-- Start of MATERIAL PROVIDED --

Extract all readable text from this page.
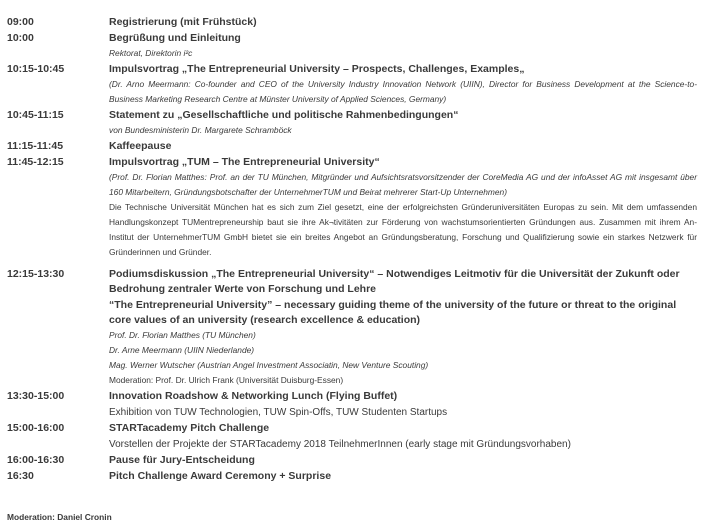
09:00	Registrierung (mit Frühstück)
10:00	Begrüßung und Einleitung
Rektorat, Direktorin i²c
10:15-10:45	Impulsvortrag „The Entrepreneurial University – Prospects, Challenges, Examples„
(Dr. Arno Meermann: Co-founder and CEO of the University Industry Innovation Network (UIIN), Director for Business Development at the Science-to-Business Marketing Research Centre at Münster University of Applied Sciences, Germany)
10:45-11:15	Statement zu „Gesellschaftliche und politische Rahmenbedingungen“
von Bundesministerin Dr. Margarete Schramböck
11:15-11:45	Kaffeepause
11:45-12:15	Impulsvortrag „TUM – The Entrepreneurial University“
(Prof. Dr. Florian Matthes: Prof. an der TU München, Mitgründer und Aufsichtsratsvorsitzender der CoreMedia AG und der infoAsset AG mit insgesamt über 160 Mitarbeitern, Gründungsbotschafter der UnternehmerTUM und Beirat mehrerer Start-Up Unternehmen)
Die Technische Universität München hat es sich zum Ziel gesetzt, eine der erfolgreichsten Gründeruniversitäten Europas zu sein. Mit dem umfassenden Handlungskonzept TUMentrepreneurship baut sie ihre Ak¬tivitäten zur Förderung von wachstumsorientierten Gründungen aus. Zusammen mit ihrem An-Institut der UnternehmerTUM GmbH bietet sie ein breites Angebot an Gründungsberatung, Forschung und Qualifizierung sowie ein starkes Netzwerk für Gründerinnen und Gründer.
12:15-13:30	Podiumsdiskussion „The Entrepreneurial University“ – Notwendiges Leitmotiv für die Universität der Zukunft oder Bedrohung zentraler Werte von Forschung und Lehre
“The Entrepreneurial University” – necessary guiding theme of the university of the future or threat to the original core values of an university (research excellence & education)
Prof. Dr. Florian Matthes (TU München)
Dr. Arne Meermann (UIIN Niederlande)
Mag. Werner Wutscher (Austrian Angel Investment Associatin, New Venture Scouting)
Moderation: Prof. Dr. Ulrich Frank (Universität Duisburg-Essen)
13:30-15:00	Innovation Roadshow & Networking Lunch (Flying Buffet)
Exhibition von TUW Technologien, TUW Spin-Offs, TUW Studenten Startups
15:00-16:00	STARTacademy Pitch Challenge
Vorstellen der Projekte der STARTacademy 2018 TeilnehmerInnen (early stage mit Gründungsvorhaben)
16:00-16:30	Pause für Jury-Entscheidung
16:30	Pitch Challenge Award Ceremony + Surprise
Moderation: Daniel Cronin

-- End of MATERIAL PROVIDED --
-- Start of MATERIAL PROVIDED --

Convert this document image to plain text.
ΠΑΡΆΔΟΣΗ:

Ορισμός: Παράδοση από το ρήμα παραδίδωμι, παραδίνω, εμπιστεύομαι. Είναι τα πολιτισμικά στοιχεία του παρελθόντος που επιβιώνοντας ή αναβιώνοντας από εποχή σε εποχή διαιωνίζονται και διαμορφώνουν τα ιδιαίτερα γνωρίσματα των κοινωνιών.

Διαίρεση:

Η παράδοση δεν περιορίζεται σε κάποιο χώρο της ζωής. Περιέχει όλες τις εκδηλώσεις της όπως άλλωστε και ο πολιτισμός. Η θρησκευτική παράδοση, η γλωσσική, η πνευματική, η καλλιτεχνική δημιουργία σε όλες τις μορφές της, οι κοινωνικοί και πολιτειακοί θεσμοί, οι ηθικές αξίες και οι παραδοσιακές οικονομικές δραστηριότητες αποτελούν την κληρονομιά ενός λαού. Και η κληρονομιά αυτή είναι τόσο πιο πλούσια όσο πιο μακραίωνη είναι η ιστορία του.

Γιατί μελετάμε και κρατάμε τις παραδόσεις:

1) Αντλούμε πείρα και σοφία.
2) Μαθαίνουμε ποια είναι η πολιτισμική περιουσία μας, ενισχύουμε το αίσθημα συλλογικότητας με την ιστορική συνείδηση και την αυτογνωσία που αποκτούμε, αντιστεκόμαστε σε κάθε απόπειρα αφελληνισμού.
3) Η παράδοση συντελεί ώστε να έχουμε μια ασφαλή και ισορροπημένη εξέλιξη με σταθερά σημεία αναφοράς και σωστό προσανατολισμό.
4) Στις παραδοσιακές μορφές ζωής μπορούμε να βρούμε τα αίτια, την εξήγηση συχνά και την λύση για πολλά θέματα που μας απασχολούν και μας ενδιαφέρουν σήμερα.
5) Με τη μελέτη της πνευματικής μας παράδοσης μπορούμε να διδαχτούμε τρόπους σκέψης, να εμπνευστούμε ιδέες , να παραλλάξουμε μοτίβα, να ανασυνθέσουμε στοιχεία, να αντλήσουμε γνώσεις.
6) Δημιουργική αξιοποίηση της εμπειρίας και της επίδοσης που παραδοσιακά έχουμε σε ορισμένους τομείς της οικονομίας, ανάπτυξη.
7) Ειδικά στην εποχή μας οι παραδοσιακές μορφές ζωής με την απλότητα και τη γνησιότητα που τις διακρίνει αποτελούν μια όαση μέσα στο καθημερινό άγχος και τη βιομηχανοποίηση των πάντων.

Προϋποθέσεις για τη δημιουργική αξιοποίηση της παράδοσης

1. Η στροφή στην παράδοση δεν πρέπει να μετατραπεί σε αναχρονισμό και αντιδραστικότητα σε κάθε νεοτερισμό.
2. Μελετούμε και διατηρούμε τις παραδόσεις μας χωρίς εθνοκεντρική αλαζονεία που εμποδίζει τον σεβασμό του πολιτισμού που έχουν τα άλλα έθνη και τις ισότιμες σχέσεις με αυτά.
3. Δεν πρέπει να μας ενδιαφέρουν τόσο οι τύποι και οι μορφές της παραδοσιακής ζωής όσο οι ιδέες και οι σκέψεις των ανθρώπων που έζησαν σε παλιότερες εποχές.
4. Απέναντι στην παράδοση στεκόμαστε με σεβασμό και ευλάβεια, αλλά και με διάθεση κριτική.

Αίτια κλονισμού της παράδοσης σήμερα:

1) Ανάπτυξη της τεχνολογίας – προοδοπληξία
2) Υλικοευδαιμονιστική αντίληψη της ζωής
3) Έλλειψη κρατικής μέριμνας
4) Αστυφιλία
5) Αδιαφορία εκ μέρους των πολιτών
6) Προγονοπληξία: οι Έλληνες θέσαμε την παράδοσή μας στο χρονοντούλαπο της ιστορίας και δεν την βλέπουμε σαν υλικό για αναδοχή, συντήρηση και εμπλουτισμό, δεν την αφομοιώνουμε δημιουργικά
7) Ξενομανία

-- End of MATERIAL PROVIDED --
-- Start of MATERIAL PROVIDED --

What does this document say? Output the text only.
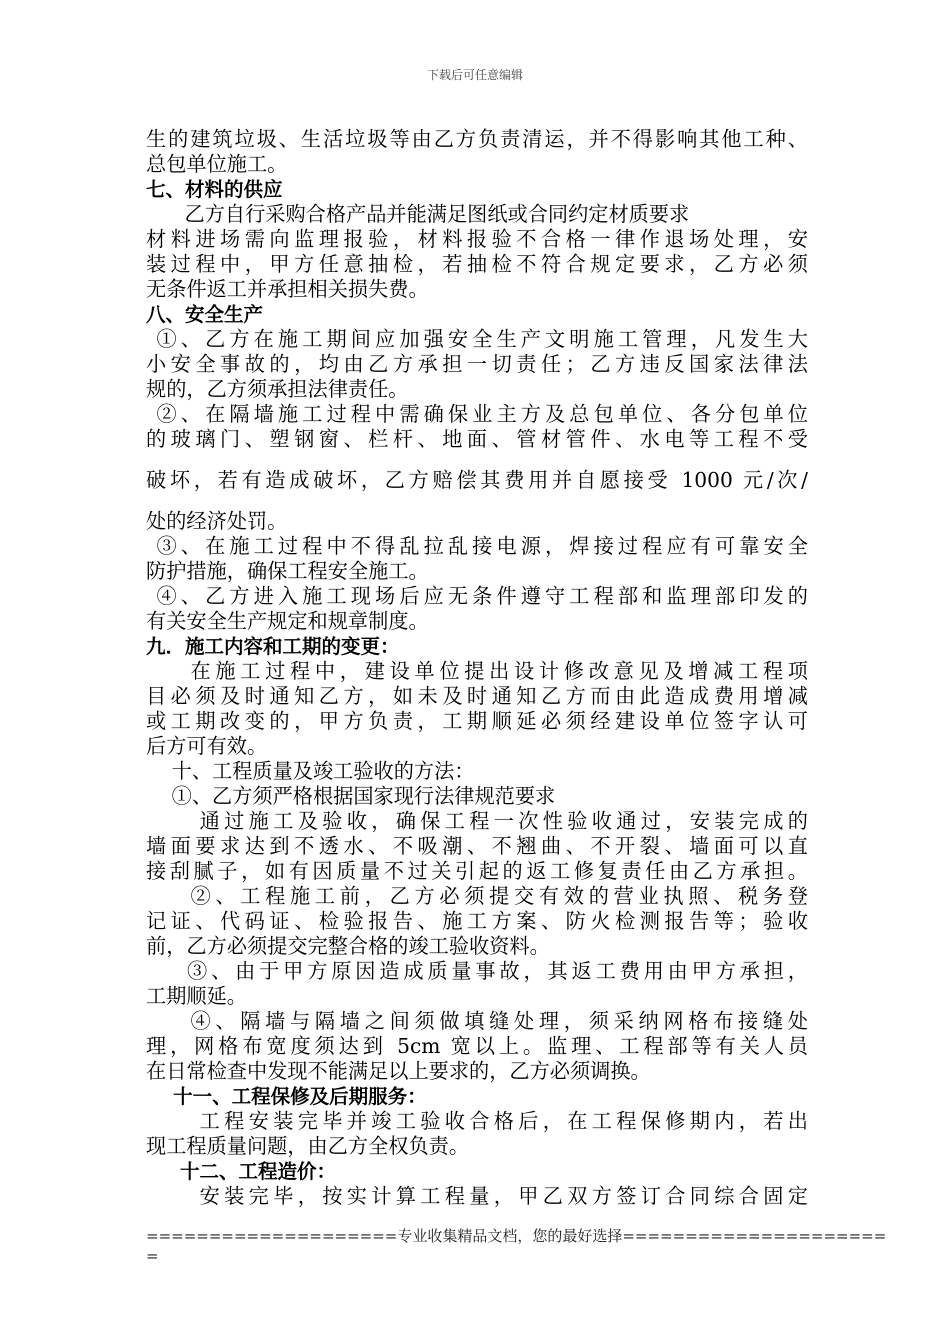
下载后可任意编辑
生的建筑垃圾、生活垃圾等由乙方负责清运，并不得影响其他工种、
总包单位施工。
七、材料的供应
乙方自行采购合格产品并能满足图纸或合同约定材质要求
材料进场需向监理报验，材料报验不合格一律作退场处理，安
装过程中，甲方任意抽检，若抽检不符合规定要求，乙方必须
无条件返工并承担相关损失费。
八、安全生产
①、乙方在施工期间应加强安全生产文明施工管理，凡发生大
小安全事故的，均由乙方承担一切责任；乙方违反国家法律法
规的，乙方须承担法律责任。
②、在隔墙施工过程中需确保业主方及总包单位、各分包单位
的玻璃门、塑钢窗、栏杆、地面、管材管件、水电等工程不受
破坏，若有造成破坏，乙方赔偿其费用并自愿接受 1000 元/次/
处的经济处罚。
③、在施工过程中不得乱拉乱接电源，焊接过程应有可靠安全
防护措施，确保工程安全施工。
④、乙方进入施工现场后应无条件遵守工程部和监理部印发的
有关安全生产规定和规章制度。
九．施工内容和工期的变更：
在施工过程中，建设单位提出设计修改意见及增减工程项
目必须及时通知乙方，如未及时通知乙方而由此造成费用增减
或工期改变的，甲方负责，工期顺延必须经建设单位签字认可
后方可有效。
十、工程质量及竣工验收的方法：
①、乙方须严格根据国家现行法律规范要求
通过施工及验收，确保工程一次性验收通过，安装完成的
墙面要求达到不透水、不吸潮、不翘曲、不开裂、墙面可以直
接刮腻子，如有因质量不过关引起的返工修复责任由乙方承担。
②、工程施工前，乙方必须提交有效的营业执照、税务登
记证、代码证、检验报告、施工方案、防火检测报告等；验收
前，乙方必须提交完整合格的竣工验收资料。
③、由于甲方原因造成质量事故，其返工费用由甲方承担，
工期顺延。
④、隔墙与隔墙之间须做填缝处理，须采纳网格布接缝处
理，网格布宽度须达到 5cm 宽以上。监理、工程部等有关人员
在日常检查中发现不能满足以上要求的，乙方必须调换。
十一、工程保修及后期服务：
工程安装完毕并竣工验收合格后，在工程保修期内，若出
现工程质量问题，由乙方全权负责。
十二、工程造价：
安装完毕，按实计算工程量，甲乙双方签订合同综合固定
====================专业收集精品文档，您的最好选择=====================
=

-- End of MATERIAL PROVIDED --

* WHAT IS BEING ASKED: Read through the entries and copy every line that includes "πρέπει".

* RESULT OF THIS EXERCISE:
1. Η στροφή στην παράδοση δεν πρέπει να μετατραπεί σε αναχρονισμό και αντιδραστικότητα σε κάθε νεοτερισμό.
3. Δεν πρέπει να μας ενδιαφέρουν τόσο οι τύποι και οι μορφές της παραδοσιακής ζωής όσο οι ιδέες και οι σκέψεις των ανθρώπων που έζησαν σε παλιότερες εποχές.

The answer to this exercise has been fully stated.